TASK BRIEF.
In the entries below, count each line holding the word "Browser". Answer with the total alone.

## Start INFORMATION GIVEN

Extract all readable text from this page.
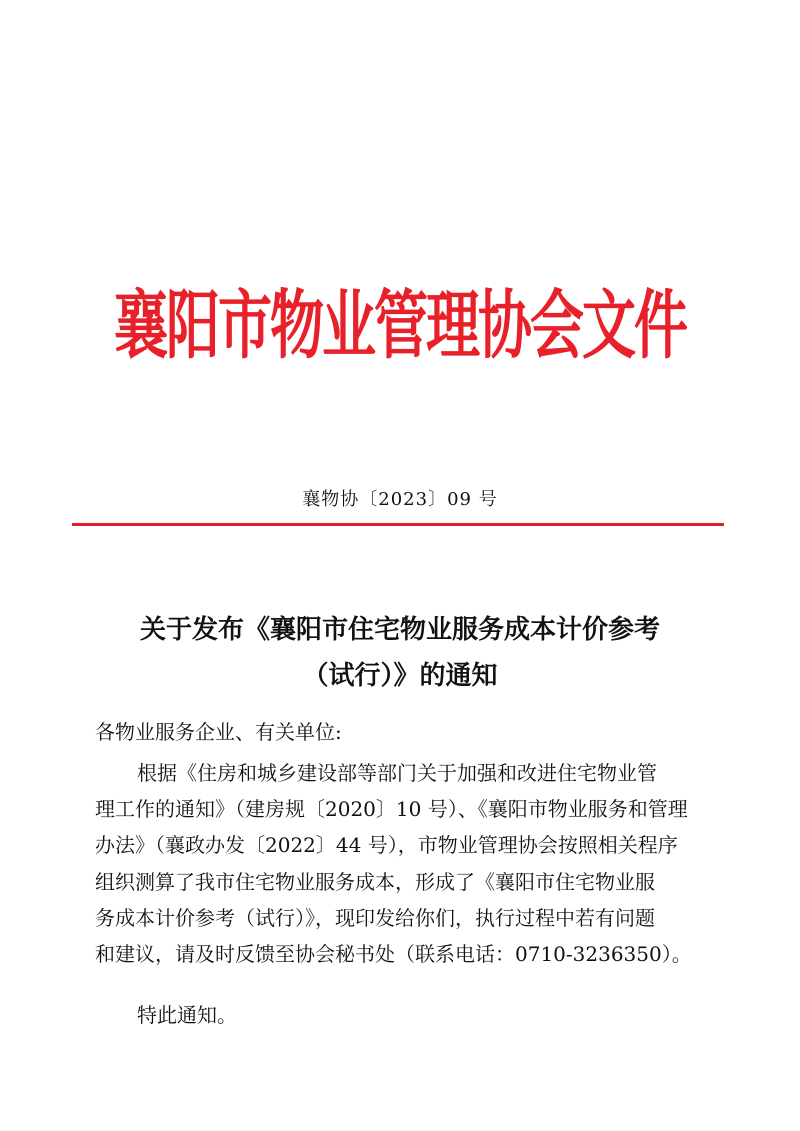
襄阳市物业管理协会文件
襄物协〔2023〕09 号
关于发布《襄阳市住宅物业服务成本计价参考
（试行）》的通知
各物业服务企业、有关单位:
根据《住房和城乡建设部等部门关于加强和改进住宅物业管
理工作的通知》（建房规〔2020〕10 号）、《襄阳市物业服务和管理
办法》（襄政办发〔2022〕44 号），市物业管理协会按照相关程序
组织测算了我市住宅物业服务成本，形成了《襄阳市住宅物业服
务成本计价参考（试行）》，现印发给你们，执行过程中若有问题
和建议，请及时反馈至协会秘书处（联系电话：0710-3236350）。
特此通知。
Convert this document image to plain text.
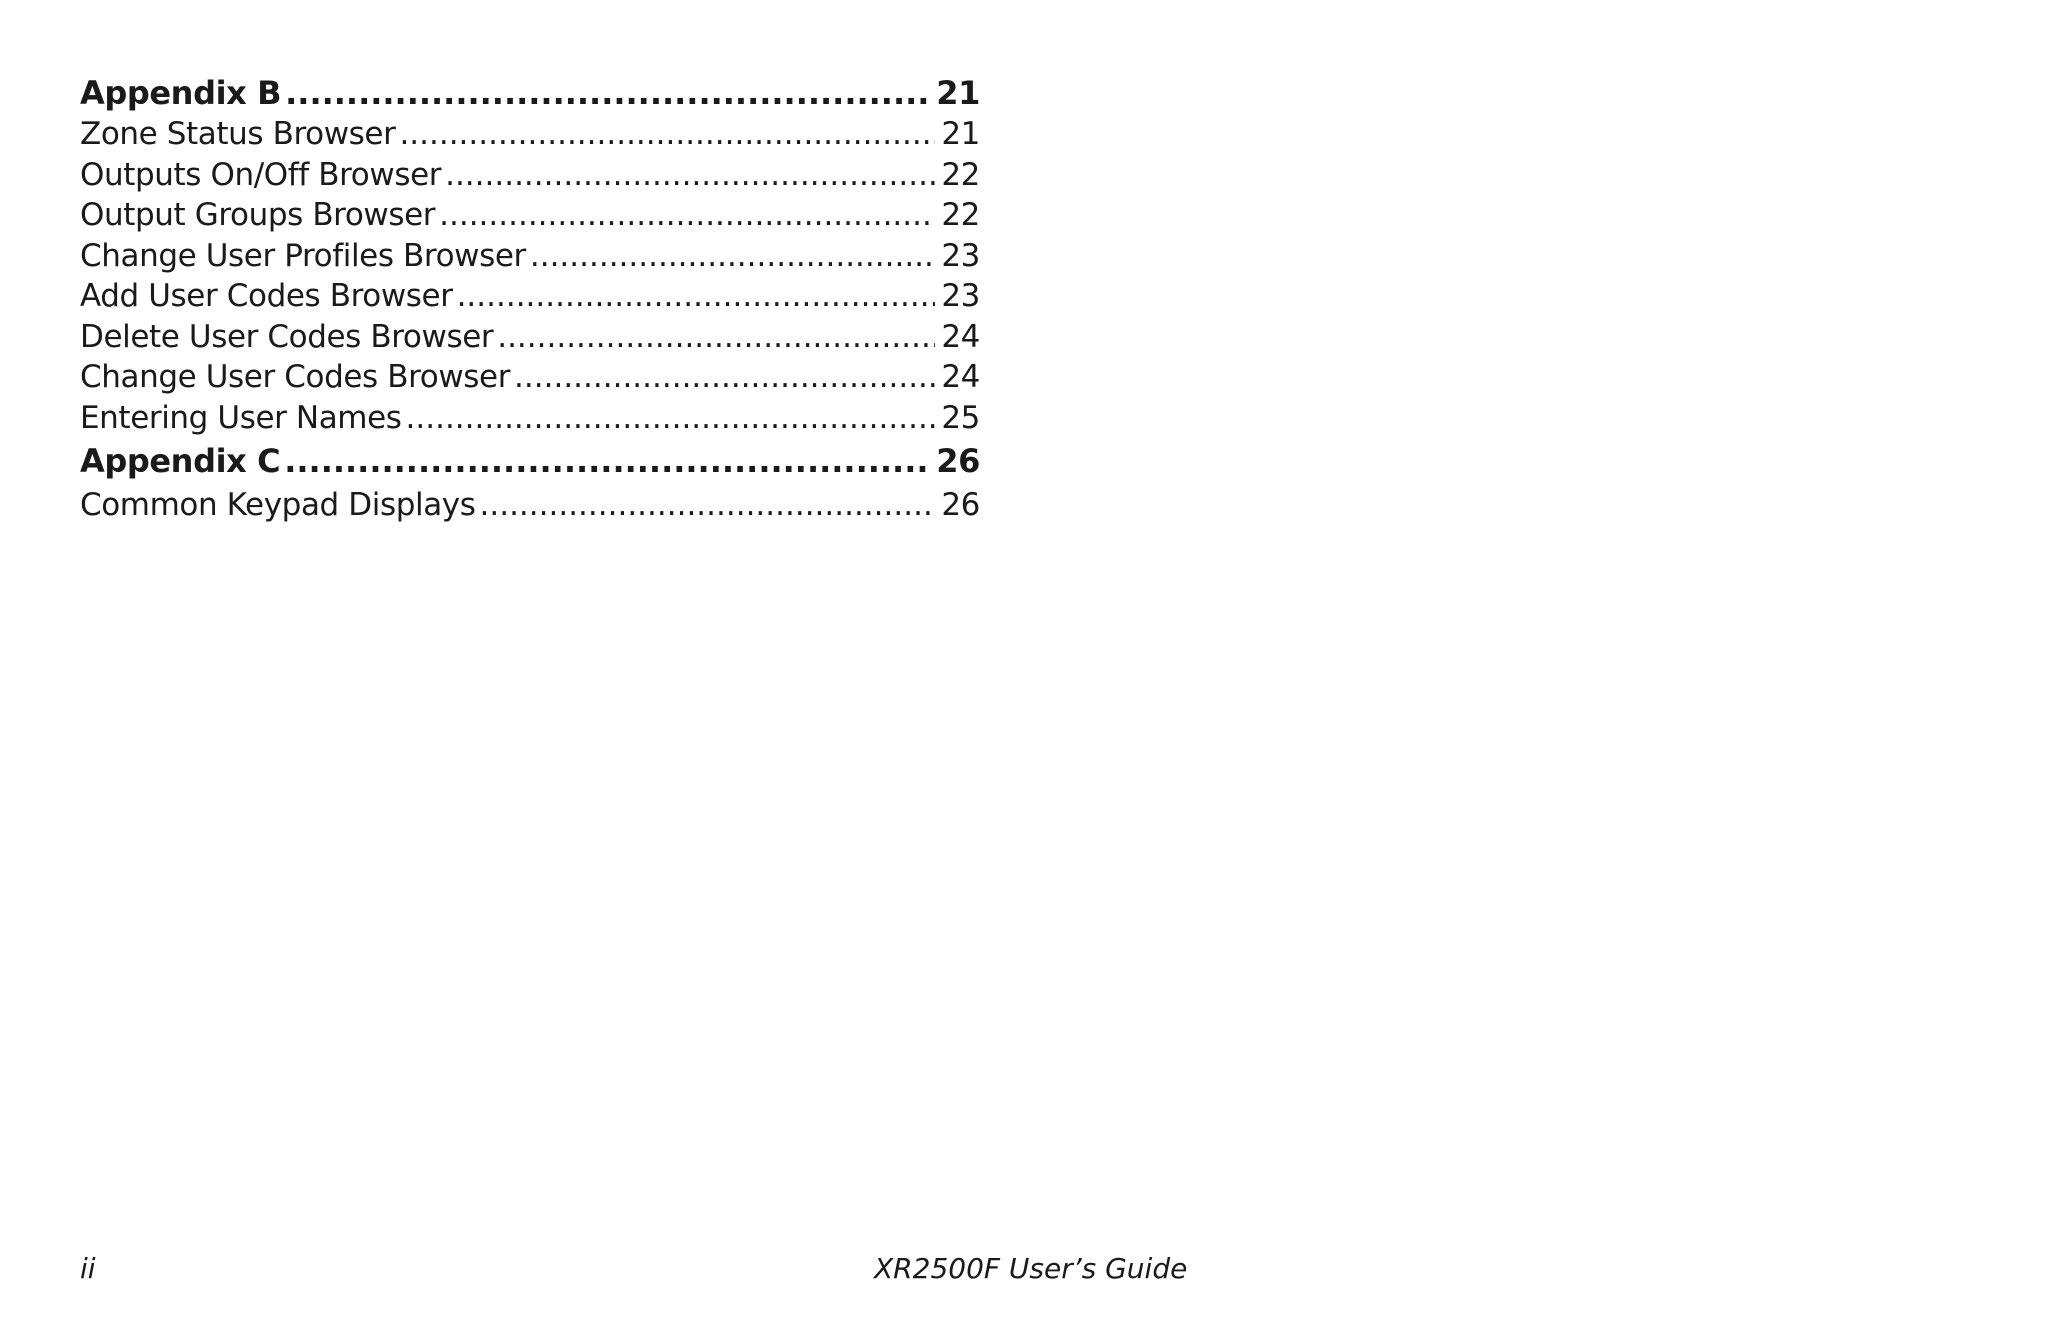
Appendix B .....	21
Zone Status Browser .....	21
Outputs On/Off Browser .....	22
Output Groups Browser .....	22
Change User Profiles Browser .....	23
Add User Codes Browser .....	23
Delete User Codes Browser .....	24
Change User Codes Browser .....	24
Entering User Names .....	25
Appendix C .....	26
Common Keypad Displays .....	26
ii	XR2500F User’s Guide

## End INFORMATION GIVEN

THE OUTPUT.
7